The records below need retyping in full; give them again exactly.

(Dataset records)
--- Begin ---
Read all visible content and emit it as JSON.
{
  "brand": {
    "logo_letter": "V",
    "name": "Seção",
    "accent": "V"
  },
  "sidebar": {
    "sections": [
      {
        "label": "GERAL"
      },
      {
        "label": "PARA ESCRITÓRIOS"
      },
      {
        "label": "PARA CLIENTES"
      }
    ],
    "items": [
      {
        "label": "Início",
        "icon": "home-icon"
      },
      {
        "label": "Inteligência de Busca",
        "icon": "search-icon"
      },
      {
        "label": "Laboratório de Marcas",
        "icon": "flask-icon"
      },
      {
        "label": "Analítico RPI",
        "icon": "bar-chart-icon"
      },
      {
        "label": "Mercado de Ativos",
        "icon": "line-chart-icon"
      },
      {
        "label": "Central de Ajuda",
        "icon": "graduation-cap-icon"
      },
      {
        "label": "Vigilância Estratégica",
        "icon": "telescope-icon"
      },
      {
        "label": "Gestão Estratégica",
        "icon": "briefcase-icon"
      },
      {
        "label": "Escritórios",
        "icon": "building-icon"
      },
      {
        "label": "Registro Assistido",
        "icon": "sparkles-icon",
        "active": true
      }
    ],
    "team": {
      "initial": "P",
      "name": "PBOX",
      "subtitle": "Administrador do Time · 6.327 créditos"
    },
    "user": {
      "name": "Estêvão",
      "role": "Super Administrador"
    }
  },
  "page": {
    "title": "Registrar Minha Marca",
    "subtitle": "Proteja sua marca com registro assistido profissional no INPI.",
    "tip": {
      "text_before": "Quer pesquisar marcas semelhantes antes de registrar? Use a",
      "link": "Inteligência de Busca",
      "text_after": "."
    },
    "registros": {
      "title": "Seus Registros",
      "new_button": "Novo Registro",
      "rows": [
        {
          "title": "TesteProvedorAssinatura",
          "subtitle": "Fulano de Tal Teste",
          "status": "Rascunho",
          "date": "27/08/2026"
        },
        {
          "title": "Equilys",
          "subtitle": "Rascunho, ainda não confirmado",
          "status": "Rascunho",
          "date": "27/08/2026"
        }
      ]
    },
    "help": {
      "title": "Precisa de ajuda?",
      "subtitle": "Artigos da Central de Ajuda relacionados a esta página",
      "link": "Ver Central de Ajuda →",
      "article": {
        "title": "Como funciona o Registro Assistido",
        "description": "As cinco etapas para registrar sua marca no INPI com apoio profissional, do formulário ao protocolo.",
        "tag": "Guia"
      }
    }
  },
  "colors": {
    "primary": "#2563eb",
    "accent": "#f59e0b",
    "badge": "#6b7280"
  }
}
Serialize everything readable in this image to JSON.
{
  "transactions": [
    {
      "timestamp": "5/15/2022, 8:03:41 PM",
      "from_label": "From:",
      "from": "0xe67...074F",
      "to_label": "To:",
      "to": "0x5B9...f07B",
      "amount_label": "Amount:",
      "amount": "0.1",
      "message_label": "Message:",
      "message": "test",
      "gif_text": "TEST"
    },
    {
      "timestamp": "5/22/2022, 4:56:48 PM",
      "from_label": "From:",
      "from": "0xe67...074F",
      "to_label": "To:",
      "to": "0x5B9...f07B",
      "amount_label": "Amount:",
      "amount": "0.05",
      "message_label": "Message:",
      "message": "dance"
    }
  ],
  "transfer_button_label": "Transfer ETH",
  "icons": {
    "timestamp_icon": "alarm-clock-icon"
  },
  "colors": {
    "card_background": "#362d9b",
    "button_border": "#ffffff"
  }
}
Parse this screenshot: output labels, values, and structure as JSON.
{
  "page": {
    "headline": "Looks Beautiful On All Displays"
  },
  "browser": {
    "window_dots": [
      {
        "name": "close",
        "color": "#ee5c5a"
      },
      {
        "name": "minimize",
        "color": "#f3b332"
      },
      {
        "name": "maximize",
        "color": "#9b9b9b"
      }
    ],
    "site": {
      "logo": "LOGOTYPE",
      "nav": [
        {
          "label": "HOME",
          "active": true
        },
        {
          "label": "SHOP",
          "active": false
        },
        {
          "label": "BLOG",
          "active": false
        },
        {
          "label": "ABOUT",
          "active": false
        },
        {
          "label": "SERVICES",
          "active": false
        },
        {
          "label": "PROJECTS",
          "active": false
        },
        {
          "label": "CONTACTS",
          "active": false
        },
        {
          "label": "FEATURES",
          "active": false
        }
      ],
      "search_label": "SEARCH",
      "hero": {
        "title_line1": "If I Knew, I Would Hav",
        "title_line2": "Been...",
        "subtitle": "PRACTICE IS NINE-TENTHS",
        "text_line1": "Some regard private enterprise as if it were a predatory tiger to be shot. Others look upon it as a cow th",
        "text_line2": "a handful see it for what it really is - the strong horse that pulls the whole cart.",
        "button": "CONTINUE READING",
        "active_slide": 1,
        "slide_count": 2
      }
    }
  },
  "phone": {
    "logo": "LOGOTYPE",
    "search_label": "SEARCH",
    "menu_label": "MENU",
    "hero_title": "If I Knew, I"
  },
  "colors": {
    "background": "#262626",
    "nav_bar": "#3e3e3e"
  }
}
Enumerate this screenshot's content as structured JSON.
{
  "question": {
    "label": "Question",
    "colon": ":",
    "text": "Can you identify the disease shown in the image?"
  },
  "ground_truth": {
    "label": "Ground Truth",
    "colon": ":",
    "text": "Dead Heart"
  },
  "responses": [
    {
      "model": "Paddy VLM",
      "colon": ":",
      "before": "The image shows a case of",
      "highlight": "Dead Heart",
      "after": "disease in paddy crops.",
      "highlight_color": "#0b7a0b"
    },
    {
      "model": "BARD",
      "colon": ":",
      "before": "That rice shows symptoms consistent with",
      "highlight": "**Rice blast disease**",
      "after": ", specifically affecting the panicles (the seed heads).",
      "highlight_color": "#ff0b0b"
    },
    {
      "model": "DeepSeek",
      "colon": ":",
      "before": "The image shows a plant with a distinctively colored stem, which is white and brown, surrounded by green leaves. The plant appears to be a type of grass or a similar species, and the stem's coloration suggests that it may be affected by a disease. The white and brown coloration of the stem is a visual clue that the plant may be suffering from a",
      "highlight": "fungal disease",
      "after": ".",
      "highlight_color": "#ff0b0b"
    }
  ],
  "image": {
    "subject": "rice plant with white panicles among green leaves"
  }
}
--- End ---
__EXPECTED ANSWER__:
Read all visible content and emit it as JSON.
{
  "brand": {
    "logo_letter": "V",
    "name": "Seção",
    "accent": "V"
  },
  "sidebar": {
    "sections": [
      {
        "label": "GERAL"
      },
      {
        "label": "PARA ESCRITÓRIOS"
      },
      {
        "label": "PARA CLIENTES"
      }
    ],
    "items": [
      {
        "label": "Início",
        "icon": "home-icon"
      },
      {
        "label": "Inteligência de Busca",
        "icon": "search-icon"
      },
      {
        "label": "Laboratório de Marcas",
        "icon": "flask-icon"
      },
      {
        "label": "Analítico RPI",
        "icon": "bar-chart-icon"
      },
      {
        "label": "Mercado de Ativos",
        "icon": "line-chart-icon"
      },
      {
        "label": "Central de Ajuda",
        "icon": "graduation-cap-icon"
      },
      {
        "label": "Vigilância Estratégica",
        "icon": "telescope-icon"
      },
      {
        "label": "Gestão Estratégica",
        "icon": "briefcase-icon"
      },
      {
        "label": "Escritórios",
        "icon": "building-icon"
      },
      {
        "label": "Registro Assistido",
        "icon": "sparkles-icon",
        "active": true
      }
    ],
    "team": {
      "initial": "P",
      "name": "PBOX",
      "subtitle": "Administrador do Time · 6.327 créditos"
    },
    "user": {
      "name": "Estêvão",
      "role": "Super Administrador"
    }
  },
  "page": {
    "title": "Registrar Minha Marca",
    "subtitle": "Proteja sua marca com registro assistido profissional no INPI.",
    "tip": {
      "text_before": "Quer pesquisar marcas semelhantes antes de registrar? Use a",
      "link": "Inteligência de Busca",
      "text_after": "."
    },
    "registros": {
      "title": "Seus Registros",
      "new_button": "Novo Registro",
      "rows": [
        {
          "title": "TesteProvedorAssinatura",
          "subtitle": "Fulano de Tal Teste",
          "status": "Rascunho",
          "date": "27/08/2026"
        },
        {
          "title": "Equilys",
          "subtitle": "Rascunho, ainda não confirmado",
          "status": "Rascunho",
          "date": "27/08/2026"
        }
      ]
    },
    "help": {
      "title": "Precisa de ajuda?",
      "subtitle": "Artigos da Central de Ajuda relacionados a esta página",
      "link": "Ver Central de Ajuda →",
      "article": {
        "title": "Como funciona o Registro Assistido",
        "description": "As cinco etapas para registrar sua marca no INPI com apoio profissional, do formulário ao protocolo.",
        "tag": "Guia"
      }
    }
  },
  "colors": {
    "primary": "#2563eb",
    "accent": "#f59e0b",
    "badge": "#6b7280"
  }
}
Serialize everything readable in this image to JSON.
{
  "transactions": [
    {
      "timestamp": "5/15/2022, 8:03:41 PM",
      "from_label": "From:",
      "from": "0xe67...074F",
      "to_label": "To:",
      "to": "0x5B9...f07B",
      "amount_label": "Amount:",
      "amount": "0.1",
      "message_label": "Message:",
      "message": "test",
      "gif_text": "TEST"
    },
    {
      "timestamp": "5/22/2022, 4:56:48 PM",
      "from_label": "From:",
      "from": "0xe67...074F",
      "to_label": "To:",
      "to": "0x5B9...f07B",
      "amount_label": "Amount:",
      "amount": "0.05",
      "message_label": "Message:",
      "message": "dance"
    }
  ],
  "transfer_button_label": "Transfer ETH",
  "icons": {
    "timestamp_icon": "alarm-clock-icon"
  },
  "colors": {
    "card_background": "#362d9b",
    "button_border": "#ffffff"
  }
}
Parse this screenshot: output labels, values, and structure as JSON.
{
  "page": {
    "headline": "Looks Beautiful On All Displays"
  },
  "browser": {
    "window_dots": [
      {
        "name": "close",
        "color": "#ee5c5a"
      },
      {
        "name": "minimize",
        "color": "#f3b332"
      },
      {
        "name": "maximize",
        "color": "#9b9b9b"
      }
    ],
    "site": {
      "logo": "LOGOTYPE",
      "nav": [
        {
          "label": "HOME",
          "active": true
        },
        {
          "label": "SHOP",
          "active": false
        },
        {
          "label": "BLOG",
          "active": false
        },
        {
          "label": "ABOUT",
          "active": false
        },
        {
          "label": "SERVICES",
          "active": false
        },
        {
          "label": "PROJECTS",
          "active": false
        },
        {
          "label": "CONTACTS",
          "active": false
        },
        {
          "label": "FEATURES",
          "active": false
        }
      ],
      "search_label": "SEARCH",
      "hero": {
        "title_line1": "If I Knew, I Would Hav",
        "title_line2": "Been...",
        "subtitle": "PRACTICE IS NINE-TENTHS",
        "text_line1": "Some regard private enterprise as if it were a predatory tiger to be shot. Others look upon it as a cow th",
        "text_line2": "a handful see it for what it really is - the strong horse that pulls the whole cart.",
        "button": "CONTINUE READING",
        "active_slide": 1,
        "slide_count": 2
      }
    }
  },
  "phone": {
    "logo": "LOGOTYPE",
    "search_label": "SEARCH",
    "menu_label": "MENU",
    "hero_title": "If I Knew, I"
  },
  "colors": {
    "background": "#262626",
    "nav_bar": "#3e3e3e"
  }
}
Enumerate this screenshot's content as structured JSON.
{
  "question": {
    "label": "Question",
    "colon": ":",
    "text": "Can you identify the disease shown in the image?"
  },
  "ground_truth": {
    "label": "Ground Truth",
    "colon": ":",
    "text": "Dead Heart"
  },
  "responses": [
    {
      "model": "Paddy VLM",
      "colon": ":",
      "before": "The image shows a case of",
      "highlight": "Dead Heart",
      "after": "disease in paddy crops.",
      "highlight_color": "#0b7a0b"
    },
    {
      "model": "BARD",
      "colon": ":",
      "before": "That rice shows symptoms consistent with",
      "highlight": "**Rice blast disease**",
      "after": ", specifically affecting the panicles (the seed heads).",
      "highlight_color": "#ff0b0b"
    },
    {
      "model": "DeepSeek",
      "colon": ":",
      "before": "The image shows a plant with a distinctively colored stem, which is white and brown, surrounded by green leaves. The plant appears to be a type of grass or a similar species, and the stem's coloration suggests that it may be affected by a disease. The white and brown coloration of the stem is a visual clue that the plant may be suffering from a",
      "highlight": "fungal disease",
      "after": ".",
      "highlight_color": "#ff0b0b"
    }
  ],
  "image": {
    "subject": "rice plant with white panicles among green leaves"
  }
}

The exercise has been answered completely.